- [WHAT TO DO]: Give the number of lines that hold the string "Cotyledon". Nothing else is needed.

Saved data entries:
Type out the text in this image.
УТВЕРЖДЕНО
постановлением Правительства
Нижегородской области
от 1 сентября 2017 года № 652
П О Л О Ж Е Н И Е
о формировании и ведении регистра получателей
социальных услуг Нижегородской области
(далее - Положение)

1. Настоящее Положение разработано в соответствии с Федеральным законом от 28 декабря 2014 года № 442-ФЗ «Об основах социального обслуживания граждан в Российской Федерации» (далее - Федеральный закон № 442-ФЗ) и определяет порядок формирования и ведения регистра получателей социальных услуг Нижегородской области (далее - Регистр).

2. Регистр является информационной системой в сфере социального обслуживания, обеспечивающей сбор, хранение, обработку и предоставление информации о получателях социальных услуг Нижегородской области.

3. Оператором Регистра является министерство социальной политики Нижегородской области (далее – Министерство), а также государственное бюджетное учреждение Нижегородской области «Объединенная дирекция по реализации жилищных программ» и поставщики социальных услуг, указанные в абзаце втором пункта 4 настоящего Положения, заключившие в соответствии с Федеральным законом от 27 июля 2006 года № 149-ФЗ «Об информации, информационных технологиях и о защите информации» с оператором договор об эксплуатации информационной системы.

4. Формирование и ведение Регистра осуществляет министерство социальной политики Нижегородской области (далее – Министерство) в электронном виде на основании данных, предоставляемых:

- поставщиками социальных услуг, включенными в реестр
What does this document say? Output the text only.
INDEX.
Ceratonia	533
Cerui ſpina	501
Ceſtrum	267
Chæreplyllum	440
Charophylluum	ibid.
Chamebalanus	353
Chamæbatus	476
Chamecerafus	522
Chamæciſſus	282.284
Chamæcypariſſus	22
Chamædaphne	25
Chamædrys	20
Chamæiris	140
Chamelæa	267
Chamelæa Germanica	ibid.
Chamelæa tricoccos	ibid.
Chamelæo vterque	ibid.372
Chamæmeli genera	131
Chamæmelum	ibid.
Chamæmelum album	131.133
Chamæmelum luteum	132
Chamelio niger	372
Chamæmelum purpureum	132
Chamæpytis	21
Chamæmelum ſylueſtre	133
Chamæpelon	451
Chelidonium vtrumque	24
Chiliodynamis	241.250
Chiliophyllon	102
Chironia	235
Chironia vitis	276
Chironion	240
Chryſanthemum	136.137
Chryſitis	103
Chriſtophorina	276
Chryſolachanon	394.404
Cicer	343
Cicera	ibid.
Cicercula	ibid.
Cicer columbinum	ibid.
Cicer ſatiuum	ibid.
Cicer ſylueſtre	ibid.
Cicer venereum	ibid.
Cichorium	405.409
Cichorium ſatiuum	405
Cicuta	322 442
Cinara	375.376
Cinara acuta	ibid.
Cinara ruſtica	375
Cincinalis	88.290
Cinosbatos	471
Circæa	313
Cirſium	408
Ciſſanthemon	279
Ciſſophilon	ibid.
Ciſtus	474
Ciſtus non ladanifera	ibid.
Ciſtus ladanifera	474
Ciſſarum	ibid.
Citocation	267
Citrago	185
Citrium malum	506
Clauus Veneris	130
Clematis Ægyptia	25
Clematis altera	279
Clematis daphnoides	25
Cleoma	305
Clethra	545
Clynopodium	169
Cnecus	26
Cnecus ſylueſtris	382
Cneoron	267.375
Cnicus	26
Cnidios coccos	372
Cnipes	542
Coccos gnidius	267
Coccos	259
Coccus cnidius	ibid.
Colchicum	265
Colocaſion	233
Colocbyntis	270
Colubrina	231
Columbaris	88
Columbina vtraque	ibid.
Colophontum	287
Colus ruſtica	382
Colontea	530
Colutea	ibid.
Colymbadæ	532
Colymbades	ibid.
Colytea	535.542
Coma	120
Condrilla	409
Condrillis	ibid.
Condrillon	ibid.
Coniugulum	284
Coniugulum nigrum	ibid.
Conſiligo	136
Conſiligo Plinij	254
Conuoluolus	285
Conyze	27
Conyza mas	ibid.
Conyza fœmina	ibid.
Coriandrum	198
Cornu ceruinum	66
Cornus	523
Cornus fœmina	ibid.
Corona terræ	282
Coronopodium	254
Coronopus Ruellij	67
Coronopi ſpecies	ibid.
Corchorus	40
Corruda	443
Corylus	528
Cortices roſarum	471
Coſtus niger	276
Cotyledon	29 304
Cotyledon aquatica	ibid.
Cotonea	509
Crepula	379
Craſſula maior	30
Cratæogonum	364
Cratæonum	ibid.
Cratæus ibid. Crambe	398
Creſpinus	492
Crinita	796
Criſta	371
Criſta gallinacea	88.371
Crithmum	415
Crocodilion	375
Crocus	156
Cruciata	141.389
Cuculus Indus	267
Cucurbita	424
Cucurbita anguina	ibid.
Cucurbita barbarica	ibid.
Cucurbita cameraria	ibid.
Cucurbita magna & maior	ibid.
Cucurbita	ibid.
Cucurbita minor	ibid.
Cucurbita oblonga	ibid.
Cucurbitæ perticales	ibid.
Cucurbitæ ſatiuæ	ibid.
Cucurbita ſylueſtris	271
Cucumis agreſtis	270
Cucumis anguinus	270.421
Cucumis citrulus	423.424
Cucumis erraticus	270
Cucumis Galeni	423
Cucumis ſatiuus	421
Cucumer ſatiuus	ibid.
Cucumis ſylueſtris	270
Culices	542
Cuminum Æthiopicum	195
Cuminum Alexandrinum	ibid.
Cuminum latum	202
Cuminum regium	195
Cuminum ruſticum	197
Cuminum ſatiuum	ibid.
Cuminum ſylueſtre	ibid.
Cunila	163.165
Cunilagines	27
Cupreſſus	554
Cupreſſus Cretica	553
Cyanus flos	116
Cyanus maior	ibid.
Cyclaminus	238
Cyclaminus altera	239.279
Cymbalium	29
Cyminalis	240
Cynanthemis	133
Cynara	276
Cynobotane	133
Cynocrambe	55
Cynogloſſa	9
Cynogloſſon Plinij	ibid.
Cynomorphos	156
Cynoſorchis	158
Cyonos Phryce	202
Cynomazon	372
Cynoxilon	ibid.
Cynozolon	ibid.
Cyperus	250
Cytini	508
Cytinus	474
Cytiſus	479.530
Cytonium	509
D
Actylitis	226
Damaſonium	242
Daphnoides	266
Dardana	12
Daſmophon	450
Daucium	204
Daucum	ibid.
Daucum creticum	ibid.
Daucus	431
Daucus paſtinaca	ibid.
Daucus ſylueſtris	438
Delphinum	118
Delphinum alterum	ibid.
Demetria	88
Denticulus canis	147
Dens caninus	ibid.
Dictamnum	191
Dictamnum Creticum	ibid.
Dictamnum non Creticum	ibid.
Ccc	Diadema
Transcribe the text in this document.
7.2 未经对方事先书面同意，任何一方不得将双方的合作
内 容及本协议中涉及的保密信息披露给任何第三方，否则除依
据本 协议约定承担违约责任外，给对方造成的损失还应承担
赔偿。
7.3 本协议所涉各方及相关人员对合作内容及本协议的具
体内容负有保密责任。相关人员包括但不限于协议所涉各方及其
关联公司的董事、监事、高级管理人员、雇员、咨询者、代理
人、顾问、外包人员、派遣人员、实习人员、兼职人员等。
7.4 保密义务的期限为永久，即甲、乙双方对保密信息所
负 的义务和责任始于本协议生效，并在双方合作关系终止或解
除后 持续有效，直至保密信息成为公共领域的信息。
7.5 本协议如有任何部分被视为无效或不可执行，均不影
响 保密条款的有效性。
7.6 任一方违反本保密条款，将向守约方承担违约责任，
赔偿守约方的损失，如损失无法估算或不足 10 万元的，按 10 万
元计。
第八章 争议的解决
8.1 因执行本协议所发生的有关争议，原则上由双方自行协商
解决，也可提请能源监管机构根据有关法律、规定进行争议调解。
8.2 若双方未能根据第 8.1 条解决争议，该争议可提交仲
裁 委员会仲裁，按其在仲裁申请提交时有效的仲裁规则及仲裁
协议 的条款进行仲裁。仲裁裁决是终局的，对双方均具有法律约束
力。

- [RESULT]: 2